▶ [THE TASK]:
List every line of the data below that contains the string "gradient".
============
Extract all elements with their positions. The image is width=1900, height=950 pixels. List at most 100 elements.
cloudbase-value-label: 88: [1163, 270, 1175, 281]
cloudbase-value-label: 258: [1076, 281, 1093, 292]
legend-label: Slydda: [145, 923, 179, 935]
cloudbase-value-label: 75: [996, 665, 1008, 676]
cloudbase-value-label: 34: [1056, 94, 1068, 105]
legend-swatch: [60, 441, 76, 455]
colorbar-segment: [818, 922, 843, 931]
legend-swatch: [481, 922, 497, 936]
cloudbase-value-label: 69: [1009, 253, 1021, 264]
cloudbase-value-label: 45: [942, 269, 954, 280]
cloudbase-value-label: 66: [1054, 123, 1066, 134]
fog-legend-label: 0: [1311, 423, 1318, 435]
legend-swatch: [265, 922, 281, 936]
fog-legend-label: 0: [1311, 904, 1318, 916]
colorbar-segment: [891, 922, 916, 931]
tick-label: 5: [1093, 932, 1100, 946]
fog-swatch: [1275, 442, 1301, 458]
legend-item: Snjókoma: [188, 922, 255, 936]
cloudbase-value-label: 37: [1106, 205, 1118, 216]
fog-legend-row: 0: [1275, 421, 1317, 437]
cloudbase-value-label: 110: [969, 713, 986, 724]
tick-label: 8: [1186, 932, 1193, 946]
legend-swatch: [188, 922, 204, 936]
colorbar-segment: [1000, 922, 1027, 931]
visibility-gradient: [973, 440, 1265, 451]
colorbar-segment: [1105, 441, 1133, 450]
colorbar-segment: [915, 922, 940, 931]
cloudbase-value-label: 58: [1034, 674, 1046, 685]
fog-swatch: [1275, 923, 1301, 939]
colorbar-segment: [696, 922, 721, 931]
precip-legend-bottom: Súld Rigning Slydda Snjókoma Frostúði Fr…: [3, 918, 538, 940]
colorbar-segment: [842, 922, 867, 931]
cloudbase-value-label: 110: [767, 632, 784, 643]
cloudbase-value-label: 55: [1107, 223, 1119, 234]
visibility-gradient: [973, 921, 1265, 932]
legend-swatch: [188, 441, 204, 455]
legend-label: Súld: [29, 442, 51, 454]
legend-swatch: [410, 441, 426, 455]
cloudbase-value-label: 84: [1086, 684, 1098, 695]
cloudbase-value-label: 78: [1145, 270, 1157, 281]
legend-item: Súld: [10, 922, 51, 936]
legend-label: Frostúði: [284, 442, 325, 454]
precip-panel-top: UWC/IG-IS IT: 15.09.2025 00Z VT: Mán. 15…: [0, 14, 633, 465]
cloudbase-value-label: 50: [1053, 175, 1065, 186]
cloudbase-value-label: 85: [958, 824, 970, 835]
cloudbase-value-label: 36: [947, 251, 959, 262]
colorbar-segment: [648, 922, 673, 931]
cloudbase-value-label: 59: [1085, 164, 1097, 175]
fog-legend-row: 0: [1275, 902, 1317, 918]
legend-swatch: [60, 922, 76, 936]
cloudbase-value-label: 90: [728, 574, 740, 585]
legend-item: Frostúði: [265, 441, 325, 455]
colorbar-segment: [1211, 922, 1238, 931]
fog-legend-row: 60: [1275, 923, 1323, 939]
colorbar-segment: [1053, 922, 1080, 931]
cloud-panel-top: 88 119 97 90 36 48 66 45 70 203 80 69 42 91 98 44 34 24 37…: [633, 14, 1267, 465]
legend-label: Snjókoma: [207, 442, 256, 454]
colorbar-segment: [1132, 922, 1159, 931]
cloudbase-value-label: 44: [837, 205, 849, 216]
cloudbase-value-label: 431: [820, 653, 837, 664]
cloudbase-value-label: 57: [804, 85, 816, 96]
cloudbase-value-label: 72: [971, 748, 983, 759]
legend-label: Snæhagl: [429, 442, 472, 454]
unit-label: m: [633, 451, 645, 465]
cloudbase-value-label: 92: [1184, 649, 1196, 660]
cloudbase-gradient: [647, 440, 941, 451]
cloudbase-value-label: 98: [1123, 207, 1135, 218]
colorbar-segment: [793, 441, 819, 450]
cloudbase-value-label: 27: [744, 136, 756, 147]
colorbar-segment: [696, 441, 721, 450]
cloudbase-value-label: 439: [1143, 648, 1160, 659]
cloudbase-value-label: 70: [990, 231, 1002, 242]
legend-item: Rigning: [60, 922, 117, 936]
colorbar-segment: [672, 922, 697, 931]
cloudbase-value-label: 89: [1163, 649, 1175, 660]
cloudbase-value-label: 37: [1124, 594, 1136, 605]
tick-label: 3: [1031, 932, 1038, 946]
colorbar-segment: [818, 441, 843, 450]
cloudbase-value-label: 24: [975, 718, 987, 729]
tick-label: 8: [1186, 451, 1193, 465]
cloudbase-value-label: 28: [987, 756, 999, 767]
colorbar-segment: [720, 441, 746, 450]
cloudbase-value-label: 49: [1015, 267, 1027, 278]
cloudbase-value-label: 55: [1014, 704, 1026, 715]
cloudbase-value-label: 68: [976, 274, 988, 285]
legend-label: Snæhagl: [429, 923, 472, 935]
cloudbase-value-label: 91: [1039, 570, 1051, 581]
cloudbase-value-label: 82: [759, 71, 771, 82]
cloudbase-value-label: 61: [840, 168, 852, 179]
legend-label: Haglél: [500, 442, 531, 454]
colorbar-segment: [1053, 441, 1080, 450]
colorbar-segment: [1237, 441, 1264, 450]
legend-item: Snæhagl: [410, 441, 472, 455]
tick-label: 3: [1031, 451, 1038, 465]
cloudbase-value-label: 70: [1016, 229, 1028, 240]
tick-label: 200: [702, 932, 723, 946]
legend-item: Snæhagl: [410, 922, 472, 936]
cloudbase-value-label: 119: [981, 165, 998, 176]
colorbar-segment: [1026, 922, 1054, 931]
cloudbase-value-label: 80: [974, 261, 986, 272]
============
▶ [EXERCISE OUTPUT]:
visibility-gradient: [973, 440, 1265, 451]
visibility-gradient: [973, 921, 1265, 932]
cloudbase-gradient: [647, 440, 941, 451]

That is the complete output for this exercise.